----- Exercise data

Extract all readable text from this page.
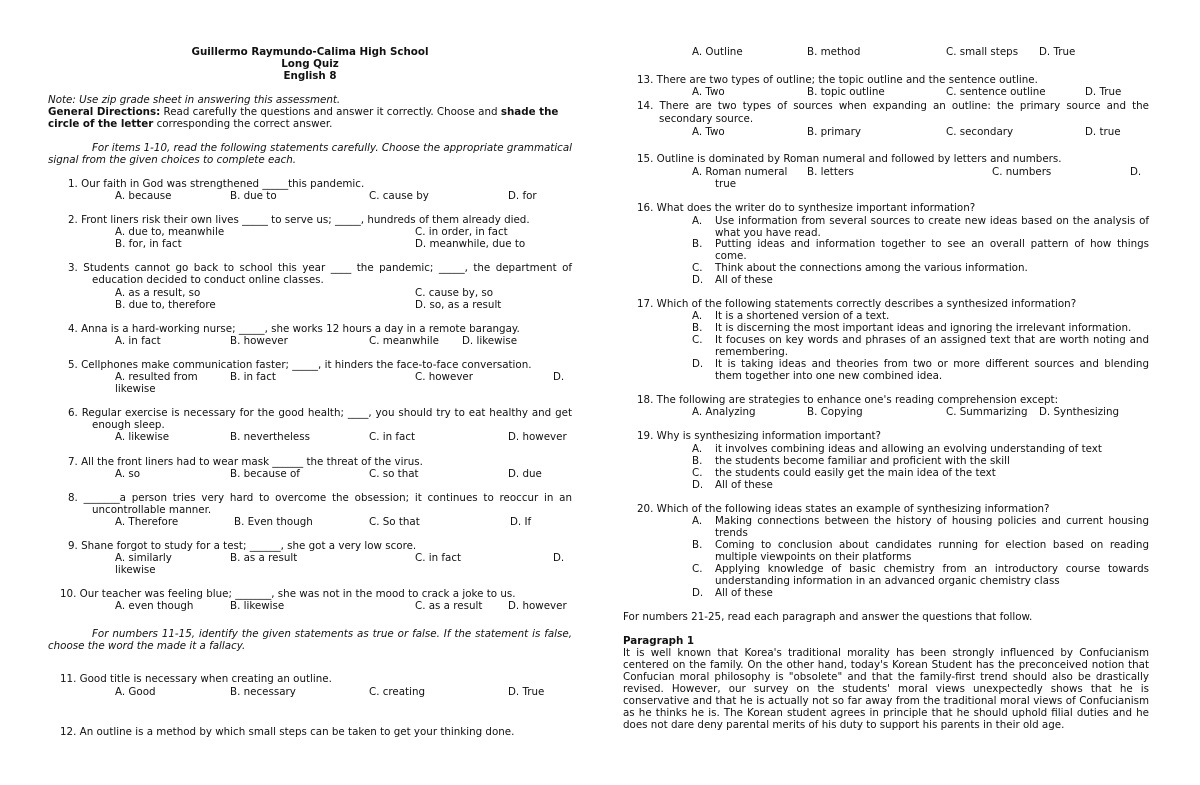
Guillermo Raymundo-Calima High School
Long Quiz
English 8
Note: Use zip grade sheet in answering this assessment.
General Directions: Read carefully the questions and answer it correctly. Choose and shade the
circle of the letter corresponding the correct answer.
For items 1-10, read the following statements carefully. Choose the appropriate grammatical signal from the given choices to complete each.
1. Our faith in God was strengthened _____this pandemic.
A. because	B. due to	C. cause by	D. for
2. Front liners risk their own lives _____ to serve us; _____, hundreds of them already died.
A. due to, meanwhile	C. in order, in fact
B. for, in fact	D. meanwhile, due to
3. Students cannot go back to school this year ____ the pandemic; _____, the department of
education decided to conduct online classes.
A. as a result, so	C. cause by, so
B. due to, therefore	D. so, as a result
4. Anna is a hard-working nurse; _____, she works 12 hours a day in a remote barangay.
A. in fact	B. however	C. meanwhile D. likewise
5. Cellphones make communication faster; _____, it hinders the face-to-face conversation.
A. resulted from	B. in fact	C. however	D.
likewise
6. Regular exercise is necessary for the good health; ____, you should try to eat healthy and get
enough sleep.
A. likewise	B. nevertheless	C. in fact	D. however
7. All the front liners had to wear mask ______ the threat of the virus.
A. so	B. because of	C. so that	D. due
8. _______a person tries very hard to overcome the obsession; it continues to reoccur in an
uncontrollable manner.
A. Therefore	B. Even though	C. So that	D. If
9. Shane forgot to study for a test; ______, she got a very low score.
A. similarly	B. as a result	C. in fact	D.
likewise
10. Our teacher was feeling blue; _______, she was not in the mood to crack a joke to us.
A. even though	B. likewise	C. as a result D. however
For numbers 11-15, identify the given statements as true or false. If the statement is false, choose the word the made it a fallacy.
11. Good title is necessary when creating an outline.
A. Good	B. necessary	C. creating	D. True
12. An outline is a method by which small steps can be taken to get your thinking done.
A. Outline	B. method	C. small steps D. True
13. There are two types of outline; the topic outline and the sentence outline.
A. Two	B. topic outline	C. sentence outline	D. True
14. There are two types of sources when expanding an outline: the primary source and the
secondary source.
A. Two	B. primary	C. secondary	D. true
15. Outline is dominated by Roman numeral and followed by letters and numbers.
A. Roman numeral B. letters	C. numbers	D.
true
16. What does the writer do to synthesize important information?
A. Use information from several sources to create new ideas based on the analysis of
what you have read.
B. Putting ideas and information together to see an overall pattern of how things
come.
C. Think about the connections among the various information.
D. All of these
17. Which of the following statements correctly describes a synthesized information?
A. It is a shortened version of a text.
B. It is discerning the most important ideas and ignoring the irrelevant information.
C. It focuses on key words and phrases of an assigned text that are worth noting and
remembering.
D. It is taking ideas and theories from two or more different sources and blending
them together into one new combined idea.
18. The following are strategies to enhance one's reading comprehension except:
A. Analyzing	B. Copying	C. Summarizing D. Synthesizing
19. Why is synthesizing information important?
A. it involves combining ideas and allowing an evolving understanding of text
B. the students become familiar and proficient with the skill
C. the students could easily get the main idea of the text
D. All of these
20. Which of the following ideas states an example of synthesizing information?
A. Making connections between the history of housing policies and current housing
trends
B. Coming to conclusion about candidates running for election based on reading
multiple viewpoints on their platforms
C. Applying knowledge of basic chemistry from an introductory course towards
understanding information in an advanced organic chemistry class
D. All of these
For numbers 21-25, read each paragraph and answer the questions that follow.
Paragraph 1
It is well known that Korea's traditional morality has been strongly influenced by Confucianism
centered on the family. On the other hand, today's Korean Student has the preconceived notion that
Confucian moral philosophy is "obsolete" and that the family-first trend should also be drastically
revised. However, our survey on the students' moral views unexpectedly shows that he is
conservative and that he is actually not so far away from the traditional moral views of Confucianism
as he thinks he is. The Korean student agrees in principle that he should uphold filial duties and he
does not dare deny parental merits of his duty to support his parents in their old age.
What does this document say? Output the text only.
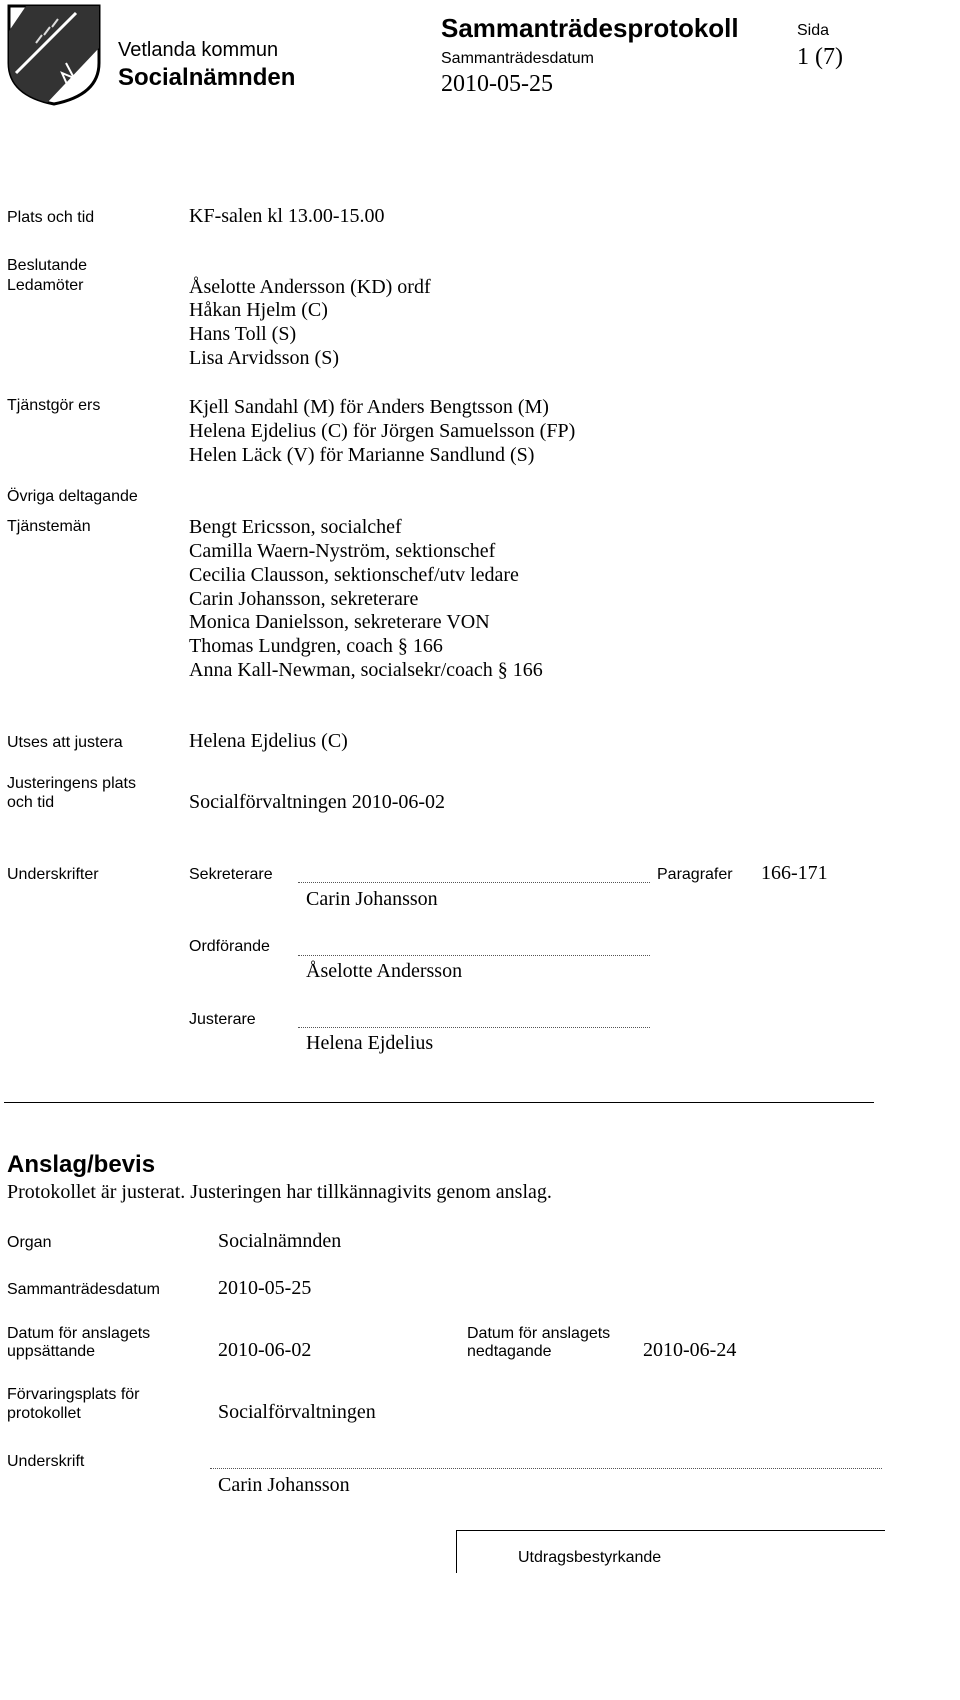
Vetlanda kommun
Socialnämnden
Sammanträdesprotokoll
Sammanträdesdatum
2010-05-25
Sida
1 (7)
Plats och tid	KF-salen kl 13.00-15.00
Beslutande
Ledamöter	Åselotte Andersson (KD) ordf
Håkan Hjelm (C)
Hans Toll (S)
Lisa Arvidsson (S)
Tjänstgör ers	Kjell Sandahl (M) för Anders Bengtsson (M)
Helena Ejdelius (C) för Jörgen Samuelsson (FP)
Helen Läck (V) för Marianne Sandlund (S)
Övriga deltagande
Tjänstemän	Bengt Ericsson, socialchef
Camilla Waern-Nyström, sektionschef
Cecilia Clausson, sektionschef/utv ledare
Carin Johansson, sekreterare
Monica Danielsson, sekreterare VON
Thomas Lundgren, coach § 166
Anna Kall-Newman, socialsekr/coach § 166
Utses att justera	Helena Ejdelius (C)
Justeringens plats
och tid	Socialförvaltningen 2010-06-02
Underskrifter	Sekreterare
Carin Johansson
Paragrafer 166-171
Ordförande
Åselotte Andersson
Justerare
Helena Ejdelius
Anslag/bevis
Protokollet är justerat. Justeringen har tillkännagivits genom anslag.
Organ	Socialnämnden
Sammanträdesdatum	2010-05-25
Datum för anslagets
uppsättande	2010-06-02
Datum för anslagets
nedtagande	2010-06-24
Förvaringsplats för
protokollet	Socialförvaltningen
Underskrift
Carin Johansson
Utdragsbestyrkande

----------

*Task item*.
Your answer should be an exact copy of the entries above, with no images included.

*Result for this exercise*.
Extract all readable text from this page.
Guillermo Raymundo-Calima High School
Long Quiz
English 8
Note: Use zip grade sheet in answering this assessment.
General Directions: Read carefully the questions and answer it correctly. Choose and shade the
circle of the letter corresponding the correct answer.
For items 1-10, read the following statements carefully. Choose the appropriate grammatical signal from the given choices to complete each.
1. Our faith in God was strengthened _____this pandemic.
A. because	B. due to	C. cause by	D. for
2. Front liners risk their own lives _____ to serve us; _____, hundreds of them already died.
A. due to, meanwhile	C. in order, in fact
B. for, in fact	D. meanwhile, due to
3. Students cannot go back to school this year ____ the pandemic; _____, the department of
education decided to conduct online classes.
A. as a result, so	C. cause by, so
B. due to, therefore	D. so, as a result
4. Anna is a hard-working nurse; _____, she works 12 hours a day in a remote barangay.
A. in fact	B. however	C. meanwhile D. likewise
5. Cellphones make communication faster; _____, it hinders the face-to-face conversation.
A. resulted from	B. in fact	C. however	D.
likewise
6. Regular exercise is necessary for the good health; ____, you should try to eat healthy and get
enough sleep.
A. likewise	B. nevertheless	C. in fact	D. however
7. All the front liners had to wear mask ______ the threat of the virus.
A. so	B. because of	C. so that	D. due
8. _______a person tries very hard to overcome the obsession; it continues to reoccur in an
uncontrollable manner.
A. Therefore	B. Even though	C. So that	D. If
9. Shane forgot to study for a test; ______, she got a very low score.
A. similarly	B. as a result	C. in fact	D.
likewise
10. Our teacher was feeling blue; _______, she was not in the mood to crack a joke to us.
A. even though	B. likewise	C. as a result D. however
For numbers 11-15, identify the given statements as true or false. If the statement is false, choose the word the made it a fallacy.
11. Good title is necessary when creating an outline.
A. Good	B. necessary	C. creating	D. True
12. An outline is a method by which small steps can be taken to get your thinking done.
A. Outline	B. method	C. small steps D. True
13. There are two types of outline; the topic outline and the sentence outline.
A. Two	B. topic outline	C. sentence outline	D. True
14. There are two types of sources when expanding an outline: the primary source and the
secondary source.
A. Two	B. primary	C. secondary	D. true
15. Outline is dominated by Roman numeral and followed by letters and numbers.
A. Roman numeral B. letters	C. numbers	D.
true
16. What does the writer do to synthesize important information?
A. Use information from several sources to create new ideas based on the analysis of
what you have read.
B. Putting ideas and information together to see an overall pattern of how things
come.
C. Think about the connections among the various information.
D. All of these
17. Which of the following statements correctly describes a synthesized information?
A. It is a shortened version of a text.
B. It is discerning the most important ideas and ignoring the irrelevant information.
C. It focuses on key words and phrases of an assigned text that are worth noting and
remembering.
D. It is taking ideas and theories from two or more different sources and blending
them together into one new combined idea.
18. The following are strategies to enhance one's reading comprehension except:
A. Analyzing	B. Copying	C. Summarizing D. Synthesizing
19. Why is synthesizing information important?
A. it involves combining ideas and allowing an evolving understanding of text
B. the students become familiar and proficient with the skill
C. the students could easily get the main idea of the text
D. All of these
20. Which of the following ideas states an example of synthesizing information?
A. Making connections between the history of housing policies and current housing
trends
B. Coming to conclusion about candidates running for election based on reading
multiple viewpoints on their platforms
C. Applying knowledge of basic chemistry from an introductory course towards
understanding information in an advanced organic chemistry class
D. All of these
For numbers 21-25, read each paragraph and answer the questions that follow.
Paragraph 1
It is well known that Korea's traditional morality has been strongly influenced by Confucianism
centered on the family. On the other hand, today's Korean Student has the preconceived notion that
Confucian moral philosophy is "obsolete" and that the family-first trend should also be drastically
revised. However, our survey on the students' moral views unexpectedly shows that he is
conservative and that he is actually not so far away from the traditional moral views of Confucianism
as he thinks he is. The Korean student agrees in principle that he should uphold filial duties and he
does not dare deny parental merits of his duty to support his parents in their old age.
What does this document say? Output the text only.
Vetlanda kommun
Socialnämnden
Sammanträdesprotokoll
Sammanträdesdatum
2010-05-25
Sida
1 (7)
Plats och tid	KF-salen kl 13.00-15.00
Beslutande
Ledamöter	Åselotte Andersson (KD) ordf
Håkan Hjelm (C)
Hans Toll (S)
Lisa Arvidsson (S)
Tjänstgör ers	Kjell Sandahl (M) för Anders Bengtsson (M)
Helena Ejdelius (C) för Jörgen Samuelsson (FP)
Helen Läck (V) för Marianne Sandlund (S)
Övriga deltagande
Tjänstemän	Bengt Ericsson, socialchef
Camilla Waern-Nyström, sektionschef
Cecilia Clausson, sektionschef/utv ledare
Carin Johansson, sekreterare
Monica Danielsson, sekreterare VON
Thomas Lundgren, coach § 166
Anna Kall-Newman, socialsekr/coach § 166
Utses att justera	Helena Ejdelius (C)
Justeringens plats
och tid	Socialförvaltningen 2010-06-02
Underskrifter	Sekreterare
Carin Johansson
Paragrafer 166-171
Ordförande
Åselotte Andersson
Justerare
Helena Ejdelius
Anslag/bevis
Protokollet är justerat. Justeringen har tillkännagivits genom anslag.
Organ	Socialnämnden
Sammanträdesdatum	2010-05-25
Datum för anslagets
uppsättande	2010-06-02
Datum för anslagets
nedtagande	2010-06-24
Förvaringsplats för
protokollet	Socialförvaltningen
Underskrift
Carin Johansson
Utdragsbestyrkande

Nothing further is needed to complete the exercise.